RECORDS TO USE
━━━━━━━━━━━━━━━━
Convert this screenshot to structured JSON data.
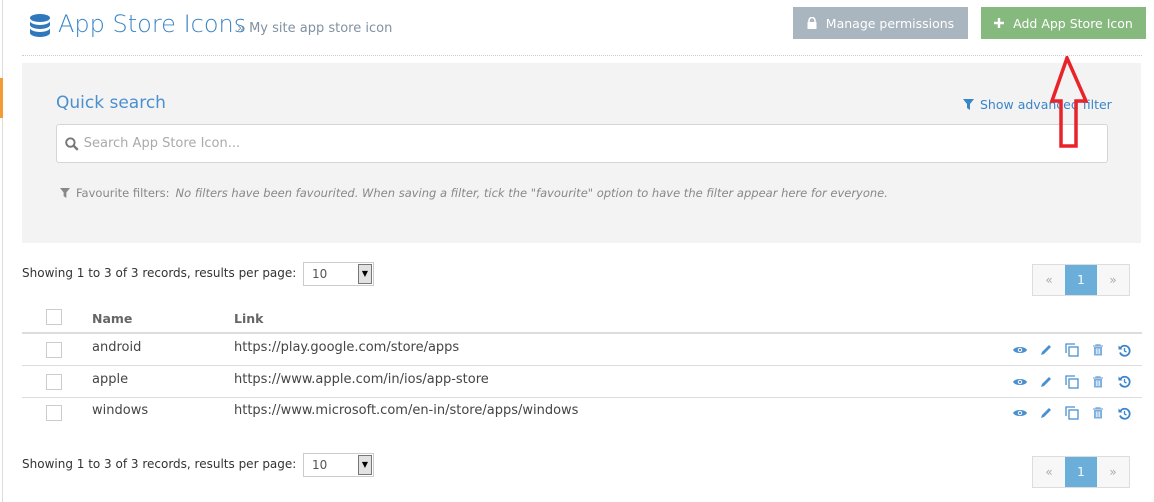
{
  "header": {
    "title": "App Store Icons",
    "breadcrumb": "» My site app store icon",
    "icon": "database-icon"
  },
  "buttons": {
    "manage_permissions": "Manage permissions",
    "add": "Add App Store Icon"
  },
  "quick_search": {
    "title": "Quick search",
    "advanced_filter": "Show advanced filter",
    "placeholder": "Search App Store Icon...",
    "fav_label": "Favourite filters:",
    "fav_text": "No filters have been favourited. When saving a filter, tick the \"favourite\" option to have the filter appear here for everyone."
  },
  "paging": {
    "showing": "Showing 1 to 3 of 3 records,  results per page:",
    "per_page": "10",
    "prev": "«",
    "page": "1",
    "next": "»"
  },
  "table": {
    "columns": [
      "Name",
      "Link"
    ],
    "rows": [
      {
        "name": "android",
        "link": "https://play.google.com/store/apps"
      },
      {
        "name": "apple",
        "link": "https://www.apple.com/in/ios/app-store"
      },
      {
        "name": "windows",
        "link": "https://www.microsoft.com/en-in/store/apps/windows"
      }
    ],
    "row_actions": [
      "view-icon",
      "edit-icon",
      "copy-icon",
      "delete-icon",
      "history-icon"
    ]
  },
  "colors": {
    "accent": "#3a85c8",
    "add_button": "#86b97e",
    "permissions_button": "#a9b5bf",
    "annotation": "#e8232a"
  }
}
━━━━━━━━━━━━━━━━
WHAT IS NEEDED
Copy the data exactly. Any picture it contains is to be omitted.

EXPECTED ANSWER
Convert this screenshot to structured JSON data.
{
  "header": {
    "title": "App Store Icons",
    "breadcrumb": "» My site app store icon",
    "icon": "database-icon"
  },
  "buttons": {
    "manage_permissions": "Manage permissions",
    "add": "Add App Store Icon"
  },
  "quick_search": {
    "title": "Quick search",
    "advanced_filter": "Show advanced filter",
    "placeholder": "Search App Store Icon...",
    "fav_label": "Favourite filters:",
    "fav_text": "No filters have been favourited. When saving a filter, tick the \"favourite\" option to have the filter appear here for everyone."
  },
  "paging": {
    "showing": "Showing 1 to 3 of 3 records,  results per page:",
    "per_page": "10",
    "prev": "«",
    "page": "1",
    "next": "»"
  },
  "table": {
    "columns": [
      "Name",
      "Link"
    ],
    "rows": [
      {
        "name": "android",
        "link": "https://play.google.com/store/apps"
      },
      {
        "name": "apple",
        "link": "https://www.apple.com/in/ios/app-store"
      },
      {
        "name": "windows",
        "link": "https://www.microsoft.com/en-in/store/apps/windows"
      }
    ],
    "row_actions": [
      "view-icon",
      "edit-icon",
      "copy-icon",
      "delete-icon",
      "history-icon"
    ]
  },
  "colors": {
    "accent": "#3a85c8",
    "add_button": "#86b97e",
    "permissions_button": "#a9b5bf",
    "annotation": "#e8232a"
  }
}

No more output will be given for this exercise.